_REQUEST_
Look for "химических" in the listing below. Gather each line that contains it.

_ENTRIES PROVIDED_
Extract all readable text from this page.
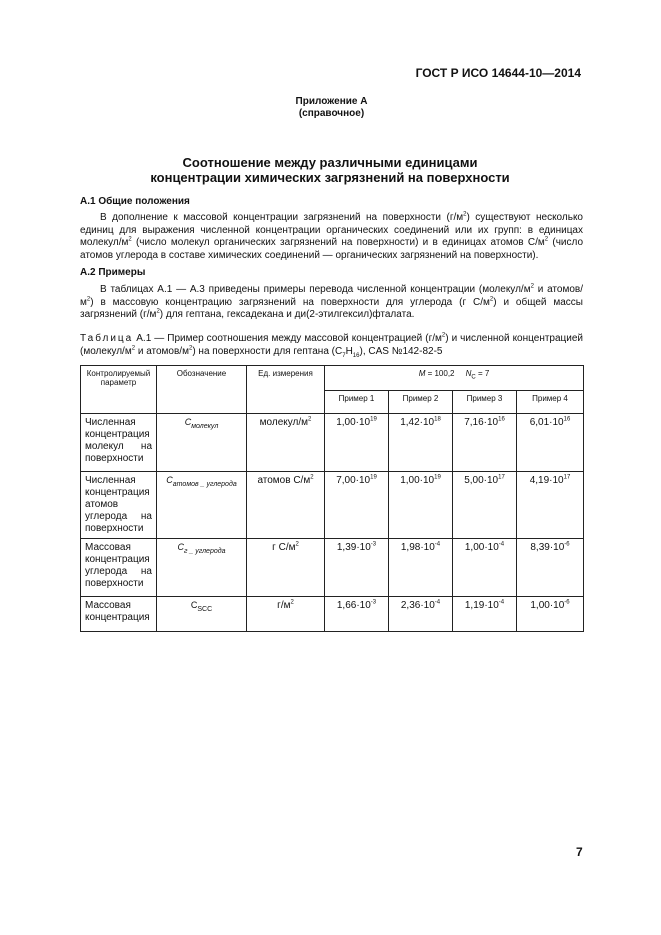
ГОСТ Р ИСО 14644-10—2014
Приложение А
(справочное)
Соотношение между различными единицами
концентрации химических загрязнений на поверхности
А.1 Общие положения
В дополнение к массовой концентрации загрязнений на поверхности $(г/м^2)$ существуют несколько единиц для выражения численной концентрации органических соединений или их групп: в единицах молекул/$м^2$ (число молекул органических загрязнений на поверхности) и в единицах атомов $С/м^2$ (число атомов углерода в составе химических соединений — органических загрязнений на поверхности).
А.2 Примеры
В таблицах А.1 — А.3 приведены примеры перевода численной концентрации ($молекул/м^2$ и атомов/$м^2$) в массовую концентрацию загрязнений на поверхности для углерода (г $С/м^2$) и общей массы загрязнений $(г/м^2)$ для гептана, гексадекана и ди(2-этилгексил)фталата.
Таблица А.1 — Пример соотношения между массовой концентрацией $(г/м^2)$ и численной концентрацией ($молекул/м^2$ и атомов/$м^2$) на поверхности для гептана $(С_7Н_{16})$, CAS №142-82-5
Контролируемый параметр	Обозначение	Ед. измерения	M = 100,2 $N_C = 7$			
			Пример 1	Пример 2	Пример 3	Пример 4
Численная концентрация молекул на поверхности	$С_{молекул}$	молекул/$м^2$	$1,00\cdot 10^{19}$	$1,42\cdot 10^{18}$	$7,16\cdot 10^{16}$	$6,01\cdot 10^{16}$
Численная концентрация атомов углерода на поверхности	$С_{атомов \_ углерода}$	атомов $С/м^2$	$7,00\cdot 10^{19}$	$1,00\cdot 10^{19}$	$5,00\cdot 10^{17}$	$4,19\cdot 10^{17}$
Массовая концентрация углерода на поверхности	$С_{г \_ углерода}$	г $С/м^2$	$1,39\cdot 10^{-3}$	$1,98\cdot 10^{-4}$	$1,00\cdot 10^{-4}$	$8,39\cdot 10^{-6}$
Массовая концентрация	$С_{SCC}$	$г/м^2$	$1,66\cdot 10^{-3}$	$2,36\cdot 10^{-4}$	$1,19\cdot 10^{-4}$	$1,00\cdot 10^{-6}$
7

_ANSWER TO THIS TASK_
концентрации химических загрязнений на поверхности
В дополнение к массовой концентрации загрязнений на поверхности $(г/м^2)$ существуют несколько единиц для выражения численной концентрации органических соединений или их групп: в единицах молекул/$м^2$ (число молекул органических загрязнений на поверхности) и в единицах атомов $С/м^2$ (число атомов углерода в составе химических соединений — органических загрязнений на поверхности).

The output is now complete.